What to produce: Render the lines below, from the line that contains "bar-hdpe bbox=[488, 287, 526, 372]" up to and including the line that contains "y-tick-label: 0 bbox=[253, 363, 261, 380]", as a JSON list of strings with one string per line and blank lines omitted.

Image layout annotations:
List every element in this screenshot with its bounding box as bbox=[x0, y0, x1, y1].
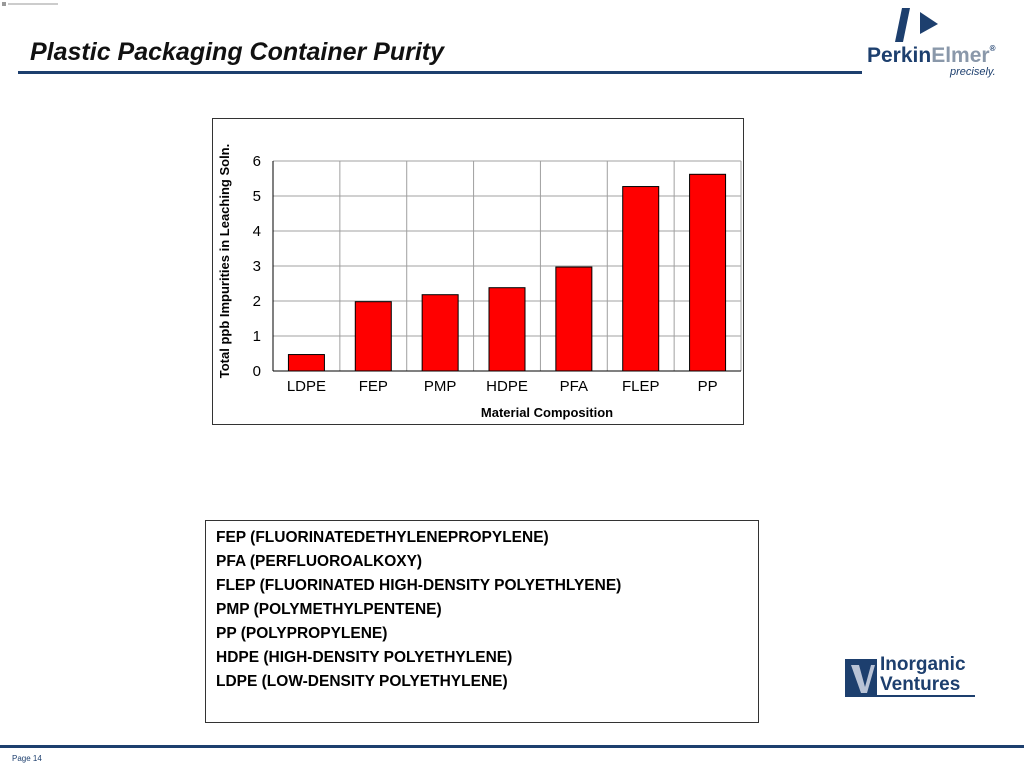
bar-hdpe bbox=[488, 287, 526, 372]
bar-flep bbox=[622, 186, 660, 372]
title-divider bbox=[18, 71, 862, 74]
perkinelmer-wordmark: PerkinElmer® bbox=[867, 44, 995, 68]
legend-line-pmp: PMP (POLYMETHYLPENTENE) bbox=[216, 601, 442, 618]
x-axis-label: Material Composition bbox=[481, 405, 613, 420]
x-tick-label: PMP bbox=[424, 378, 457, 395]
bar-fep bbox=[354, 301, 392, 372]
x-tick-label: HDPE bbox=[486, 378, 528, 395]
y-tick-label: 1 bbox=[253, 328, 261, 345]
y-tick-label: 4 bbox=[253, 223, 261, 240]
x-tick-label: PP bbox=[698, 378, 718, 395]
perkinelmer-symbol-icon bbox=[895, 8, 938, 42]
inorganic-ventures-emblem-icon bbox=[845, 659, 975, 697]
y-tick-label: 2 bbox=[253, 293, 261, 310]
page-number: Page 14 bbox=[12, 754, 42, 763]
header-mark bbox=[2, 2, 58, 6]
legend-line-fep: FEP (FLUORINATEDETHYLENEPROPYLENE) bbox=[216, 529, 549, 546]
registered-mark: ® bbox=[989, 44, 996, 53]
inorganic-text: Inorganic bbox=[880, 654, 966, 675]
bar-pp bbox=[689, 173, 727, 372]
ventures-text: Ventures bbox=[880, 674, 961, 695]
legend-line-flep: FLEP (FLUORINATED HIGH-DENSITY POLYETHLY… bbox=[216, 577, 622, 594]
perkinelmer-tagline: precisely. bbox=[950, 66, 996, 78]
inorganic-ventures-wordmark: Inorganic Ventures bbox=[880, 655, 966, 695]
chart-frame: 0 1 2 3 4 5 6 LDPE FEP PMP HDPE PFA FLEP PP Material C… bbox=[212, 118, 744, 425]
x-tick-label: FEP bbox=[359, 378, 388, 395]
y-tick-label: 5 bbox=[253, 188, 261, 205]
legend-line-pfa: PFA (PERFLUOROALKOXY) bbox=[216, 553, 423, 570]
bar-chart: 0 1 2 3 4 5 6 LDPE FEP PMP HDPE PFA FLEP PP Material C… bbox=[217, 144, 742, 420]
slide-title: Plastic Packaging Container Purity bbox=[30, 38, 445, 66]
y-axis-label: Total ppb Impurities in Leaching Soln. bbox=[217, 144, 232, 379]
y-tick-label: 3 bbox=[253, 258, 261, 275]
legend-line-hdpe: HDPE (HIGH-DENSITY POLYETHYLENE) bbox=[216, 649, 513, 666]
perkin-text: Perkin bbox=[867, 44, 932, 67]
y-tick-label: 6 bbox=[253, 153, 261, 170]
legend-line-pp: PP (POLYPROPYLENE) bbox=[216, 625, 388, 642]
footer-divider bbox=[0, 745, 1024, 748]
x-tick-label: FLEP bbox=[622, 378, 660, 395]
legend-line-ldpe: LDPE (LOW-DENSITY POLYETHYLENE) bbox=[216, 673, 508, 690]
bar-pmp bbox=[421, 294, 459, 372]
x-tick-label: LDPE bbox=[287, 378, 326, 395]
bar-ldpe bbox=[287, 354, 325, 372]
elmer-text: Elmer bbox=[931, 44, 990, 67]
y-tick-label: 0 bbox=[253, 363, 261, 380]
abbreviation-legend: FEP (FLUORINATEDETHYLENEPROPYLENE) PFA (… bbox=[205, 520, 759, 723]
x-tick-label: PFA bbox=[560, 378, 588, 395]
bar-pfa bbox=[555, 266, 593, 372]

---

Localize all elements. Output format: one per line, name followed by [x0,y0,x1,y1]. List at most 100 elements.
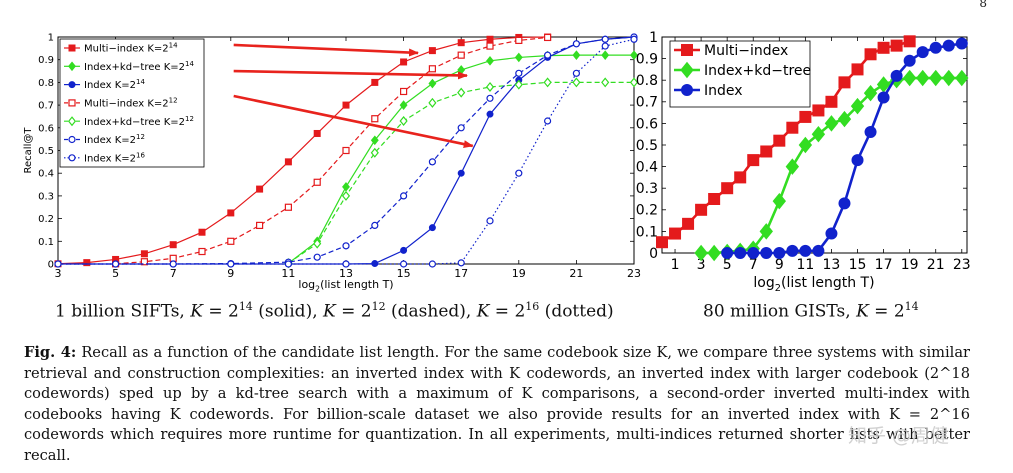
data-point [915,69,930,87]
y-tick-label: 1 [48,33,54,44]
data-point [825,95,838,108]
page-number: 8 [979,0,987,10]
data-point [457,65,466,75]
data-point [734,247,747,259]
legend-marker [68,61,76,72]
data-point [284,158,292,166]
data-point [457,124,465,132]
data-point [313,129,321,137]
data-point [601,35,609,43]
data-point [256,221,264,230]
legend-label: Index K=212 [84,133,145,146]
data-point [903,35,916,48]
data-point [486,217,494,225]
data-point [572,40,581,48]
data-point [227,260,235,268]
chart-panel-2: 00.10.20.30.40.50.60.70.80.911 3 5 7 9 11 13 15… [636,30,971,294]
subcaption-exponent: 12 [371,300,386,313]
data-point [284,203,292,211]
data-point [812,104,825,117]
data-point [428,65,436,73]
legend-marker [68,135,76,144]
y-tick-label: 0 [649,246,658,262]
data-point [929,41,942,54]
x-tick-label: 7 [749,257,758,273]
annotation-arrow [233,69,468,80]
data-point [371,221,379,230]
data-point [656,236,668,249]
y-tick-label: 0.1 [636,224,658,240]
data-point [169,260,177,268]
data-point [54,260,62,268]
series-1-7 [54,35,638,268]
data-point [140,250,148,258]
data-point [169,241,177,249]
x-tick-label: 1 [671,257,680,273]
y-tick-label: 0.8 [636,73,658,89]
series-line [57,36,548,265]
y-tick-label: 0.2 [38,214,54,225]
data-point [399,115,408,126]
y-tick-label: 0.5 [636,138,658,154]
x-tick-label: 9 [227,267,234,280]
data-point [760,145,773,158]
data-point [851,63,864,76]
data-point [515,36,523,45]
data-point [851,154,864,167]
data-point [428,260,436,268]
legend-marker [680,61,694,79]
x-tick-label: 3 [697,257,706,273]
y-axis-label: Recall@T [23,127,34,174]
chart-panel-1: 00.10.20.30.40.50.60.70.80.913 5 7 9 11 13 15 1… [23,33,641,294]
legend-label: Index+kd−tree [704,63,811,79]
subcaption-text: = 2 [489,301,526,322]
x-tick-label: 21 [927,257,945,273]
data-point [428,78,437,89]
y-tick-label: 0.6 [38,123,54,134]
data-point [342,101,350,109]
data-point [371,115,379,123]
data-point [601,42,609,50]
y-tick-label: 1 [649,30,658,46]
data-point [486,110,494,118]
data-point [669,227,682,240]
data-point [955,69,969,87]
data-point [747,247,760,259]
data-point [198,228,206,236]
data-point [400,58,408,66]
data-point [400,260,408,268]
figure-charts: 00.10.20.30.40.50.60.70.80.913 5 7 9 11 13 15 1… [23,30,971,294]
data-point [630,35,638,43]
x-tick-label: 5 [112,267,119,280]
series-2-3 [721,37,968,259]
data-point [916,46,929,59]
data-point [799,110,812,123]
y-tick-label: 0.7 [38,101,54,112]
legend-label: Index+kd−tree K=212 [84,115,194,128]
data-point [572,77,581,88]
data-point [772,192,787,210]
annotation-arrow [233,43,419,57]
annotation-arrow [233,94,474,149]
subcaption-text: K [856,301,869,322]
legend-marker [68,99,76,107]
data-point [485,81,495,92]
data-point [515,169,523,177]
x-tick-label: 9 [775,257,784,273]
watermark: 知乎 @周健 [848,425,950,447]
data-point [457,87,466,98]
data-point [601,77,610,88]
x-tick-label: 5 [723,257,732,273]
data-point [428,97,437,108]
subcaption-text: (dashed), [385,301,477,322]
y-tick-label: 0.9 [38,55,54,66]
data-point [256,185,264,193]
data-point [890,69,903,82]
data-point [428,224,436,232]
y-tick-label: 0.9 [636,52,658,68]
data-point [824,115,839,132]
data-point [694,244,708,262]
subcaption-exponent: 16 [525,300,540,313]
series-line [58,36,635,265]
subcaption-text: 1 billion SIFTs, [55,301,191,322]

Completed task:
[
  "bar-hdpe bbox=[488, 287, 526, 372]",
  "bar-flep bbox=[622, 186, 660, 372]",
  "title-divider bbox=[18, 71, 862, 74]",
  "perkinelmer-wordmark: PerkinElmer® bbox=[867, 44, 995, 68]",
  "legend-line-pmp: PMP (POLYMETHYLPENTENE) bbox=[216, 601, 442, 618]",
  "x-axis-label: Material Composition bbox=[481, 405, 613, 420]",
  "x-tick-label: PMP bbox=[424, 378, 457, 395]",
  "bar-fep bbox=[354, 301, 392, 372]",
  "x-tick-label: HDPE bbox=[486, 378, 528, 395]",
  "y-tick-label: 1 bbox=[253, 328, 261, 345]",
  "y-tick-label: 4 bbox=[253, 223, 261, 240]",
  "x-tick-label: PP bbox=[698, 378, 718, 395]",
  "perkinelmer-symbol-icon bbox=[895, 8, 938, 42]",
  "inorganic-ventures-emblem-icon bbox=[845, 659, 975, 697]",
  "y-tick-label: 2 bbox=[253, 293, 261, 310]",
  "page-number: Page 14 bbox=[12, 754, 42, 763]",
  "header-mark bbox=[2, 2, 58, 6]",
  "legend-line-fep: FEP (FLUORINATEDETHYLENEPROPYLENE) bbox=[216, 529, 549, 546]",
  "registered-mark: ® bbox=[989, 44, 996, 53]",
  "inorganic-text: Inorganic bbox=[880, 654, 966, 675]",
  "bar-pp bbox=[689, 173, 727, 372]",
  "ventures-text: Ventures bbox=[880, 674, 961, 695]",
  "legend-line-flep: FLEP (FLUORINATED HIGH-DENSITY POLYETHLY… bbox=[216, 577, 622, 594]",
  "perkinelmer-tagline: precisely. bbox=[950, 66, 996, 78]",
  "inorganic-ventures-wordmark: Inorganic Ventures bbox=[880, 655, 966, 695]",
  "chart-frame: 0 1 2 3 4 5 6 LDPE FEP PMP HDPE PFA FLEP PP Material C… bbox=[212, 118, 744, 425]",
  "x-tick-label: FEP bbox=[359, 378, 388, 395]",
  "y-tick-label: 5 bbox=[253, 188, 261, 205]",
  "legend-line-pfa: PFA (PERFLUOROALKOXY) bbox=[216, 553, 423, 570]",
  "bar-chart: 0 1 2 3 4 5 6 LDPE FEP PMP HDPE PFA FLEP PP Material C… bbox=[217, 144, 742, 420]",
  "slide-title: Plastic Packaging Container Purity bbox=[30, 38, 445, 66]",
  "y-axis-label: Total ppb Impurities in Leaching Soln. bbox=[217, 144, 232, 379]",
  "y-tick-label: 3 bbox=[253, 258, 261, 275]",
  "legend-line-hdpe: HDPE (HIGH-DENSITY POLYETHYLENE) bbox=[216, 649, 513, 666]",
  "perkin-text: Perkin bbox=[867, 44, 932, 67]",
  "y-tick-label: 6 bbox=[253, 153, 261, 170]",
  "legend-line-pp: PP (POLYPROPYLENE) bbox=[216, 625, 388, 642]",
  "footer-divider bbox=[0, 745, 1024, 748]",
  "x-tick-label: FLEP bbox=[622, 378, 660, 395]",
  "legend-line-ldpe: LDPE (LOW-DENSITY POLYETHYLENE) bbox=[216, 673, 508, 690]",
  "bar-pmp bbox=[421, 294, 459, 372]",
  "x-tick-label: LDPE bbox=[287, 378, 326, 395]",
  "bar-ldpe bbox=[287, 354, 325, 372]",
  "elmer-text: Elmer bbox=[931, 44, 990, 67]",
  "y-tick-label: 0 bbox=[253, 363, 261, 380]"
]